(Dataset items)
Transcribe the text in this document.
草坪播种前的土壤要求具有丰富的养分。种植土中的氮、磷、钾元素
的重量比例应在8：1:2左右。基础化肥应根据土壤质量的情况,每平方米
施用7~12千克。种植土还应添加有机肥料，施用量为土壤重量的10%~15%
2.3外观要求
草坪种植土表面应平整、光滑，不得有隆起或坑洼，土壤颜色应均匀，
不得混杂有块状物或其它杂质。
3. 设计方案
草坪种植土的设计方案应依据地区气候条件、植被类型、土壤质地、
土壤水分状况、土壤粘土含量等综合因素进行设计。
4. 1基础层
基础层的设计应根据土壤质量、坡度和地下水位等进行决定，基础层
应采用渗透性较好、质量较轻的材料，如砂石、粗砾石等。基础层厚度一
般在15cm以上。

## What this task involves
Extract all of the data shown above without alteration.

## Solution
Transcribe the text in this document.
草坪播种前的土壤要求具有丰富的养分。种植土中的氮、磷、钾元素
的重量比例应在8：1:2左右。基础化肥应根据土壤质量的情况,每平方米
施用7~12千克。种植土还应添加有机肥料，施用量为土壤重量的10%~15%
2.3外观要求
草坪种植土表面应平整、光滑，不得有隆起或坑洼，土壤颜色应均匀，
不得混杂有块状物或其它杂质。
3. 设计方案
草坪种植土的设计方案应依据地区气候条件、植被类型、土壤质地、
土壤水分状况、土壤粘土含量等综合因素进行设计。
4. 1基础层
基础层的设计应根据土壤质量、坡度和地下水位等进行决定，基础层
应采用渗透性较好、质量较轻的材料，如砂石、粗砾石等。基础层厚度一
般在15cm以上。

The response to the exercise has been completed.